• _Tasks to complete_:
A – In the Manchester Marathon race report, what was the finishing time in 2014?
B – From the Manchester Marathon race report, extract word for word the part that opens with the words containing "As a few of" and closes with "matter to me.".
C – Continue the Manchester Marathon race report from its final sentence onward.

Manchester Marathon race report 8/4/18

By Paul McGough


  1. The Unfinished Business and the Goal


As a few of you know I’ve done a few marathons and over the last few years I’ve targeted the sub 3 hour.

It all started in 2006 but with just the goal to get round without walking any of it. I achieved that goal and finished in 3:40.

Since then my running had improved and I always thought a sub 3 hour marathon was achievable for me. In 2010 I was probably in the best marathon shape I’ve ever been in but I suffered with cramp at 19 miles. That was very disappointing as I was going really well at 18 miles, had plenty of energy and was on a 2:56 schedule. I walked a lot of last 7 miles and finished with 3:35. A pb but it didn’t matter to me.

2011 was another write off not worth going into. Walked some of it and finished with 3:31 (another pb)

2013 was with no training and very painful. Walked some of it and finished with 3:51

Then I had a real good crack at it 2014 with the right training and agonisingly suffered with cramp again at about 23 mile finishing in 3:01:45. If it wasn’t the cramp that cost me the sub 3 hour goal then it would have been the course marker as it was measured short by about 400 metres and is now classed as a short marathon! A short marathon? I did learn from it though and put my finger on the cramp issues.

I then forgot about marathons and if I never did another one I’d be happy with my revised time of 3:03 at the 2013 Manchester marathon.

Each year I’d always go in for the London marathon ballot but never got in. So it was late last year when new member of the club Darren Carroll said he was going to do his home town marathon and it planted a seed for me. I withdrew my name from the London club ballot and set my sights on Manchester with the re-ignited goal of a sub 3 hour marathon.



  1. The Training Plan


I straight away got onto a training plan for Darren and I as we were similar speed and ability and would be ideal training with each other.

The training plan started early December and consisted of 4 training blocks of which each was 3 weeks of tough training building up the mileage and long runs and a recovery week. After the last and toughest week which peaked at 70 miles it then went into a 3 week taper.

By the time we were to start training Paul Thwaites had signed up for London along with Paul McLean, Richard Fawcett had signed up to the training and later Manchester, Jonathan Skidmore signed up for Manchester, Jack Hustwitt who I think just liked the long runs but later signed up for Windermere marathon. There was also Dave Robinson, Peter Keen and Catherine McShane who all entered Manchester and followed similar training plans so we had quite a big group of marathon runners to train amongst at the club sessions and on a Sunday.



  1. The Training


The training went very well for me and I had my usual week of illness as most of us do and my dip at Christmas but I always factor this in to a marathon plan. The long Sunday runs with Darren, Richard, Paul, Jon and Paul I’d have to say were quite enjoyable despite being tough and something I didn’t dread them on a Saturday night anymore like I had in previous years. I actually looked forward to them as I was training with a great group of lads. We had some good routes through the countryside and I think the 5-4-3-2-1 marathon paced runs at Tees Barrage when joined by Dave, Peter and Catherine worked very well for all of us. There was great camaraderie and support for each other.

• _Data segment_:
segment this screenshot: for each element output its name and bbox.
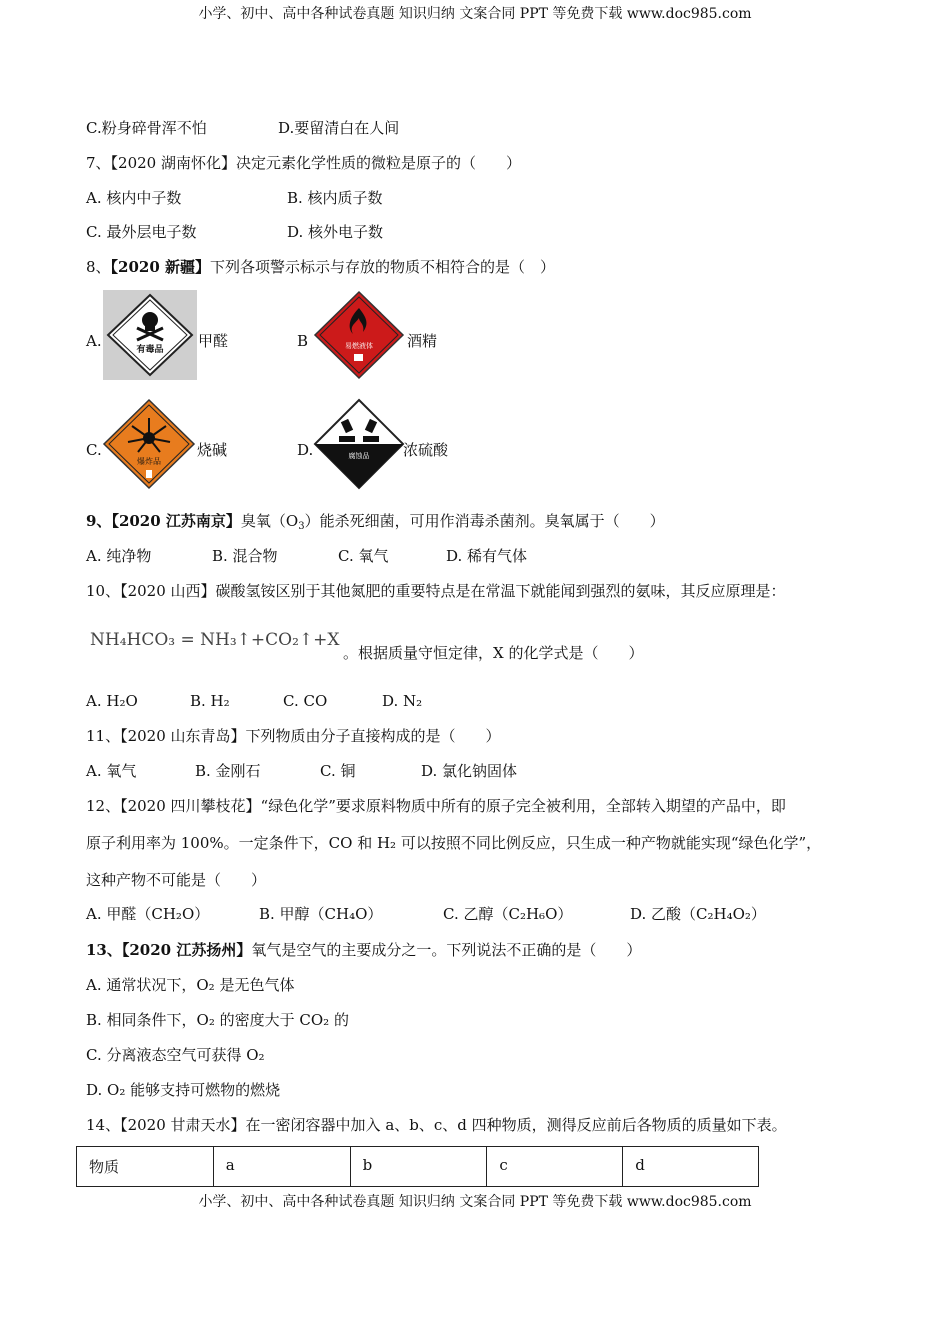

• _Exercise results_:
A – 3:01:45

B –
As a few of you know I’ve done a few marathons and over the last few years I’ve targeted the sub 3 hour.

It all started in 2006 but with just the goal to get round without walking any of it. I achieved that goal and finished in 3:40.

Since then my running had improved and I always thought a sub 3 hour marathon was achievable for me. In 2010 I was probably in the best marathon shape I’ve ever been in but I suffered with cramp at 19 miles. That was very disappointing as I was going really well at 18 miles, had plenty of energy and was on a 2:56 schedule. I walked a lot of last 7 miles and finished with 3:35. A pb but it didn’t matter to me.

C –
The hardest session for me was the 10 mile Wednesday lunchtime run with 6 miles at marathon pace. This was very tough after a Tuesday night club session but I did just about all of them.

During the training I continued with the cross country races and did 2 road races – the Brass Monkey half and Snake lane 10. The Brass Monkey went well as expected with a 1hr24 and the Snakelane went better with a 62:20 finish only being 18 seconds slower than 4 years ago. I also planned to do the Locke Park 20 as my test race to determine my marathon pace but the Beast from the East II cancelled the race but didn’t stop a few of us still going to Locke Park that Sunday morning and doing 20 laps in the snow.



  1. The Taper


With the training all done I was ready to start the 3 week taper with an intention of dropping to 45 miles, 30 miles and 15 miles per week. I quickly settled for 30 miles for the 1st week but kept the intensity up at the club sessions. The 2nd week I raced the Mermaid 10K and was quite pleased at the time but later disappointed with my 37:59. The final taper week I had an easy Tuesday night session and a Thursday night 4 mile run which felt awful and tough. That didn’t fill me full of confidence.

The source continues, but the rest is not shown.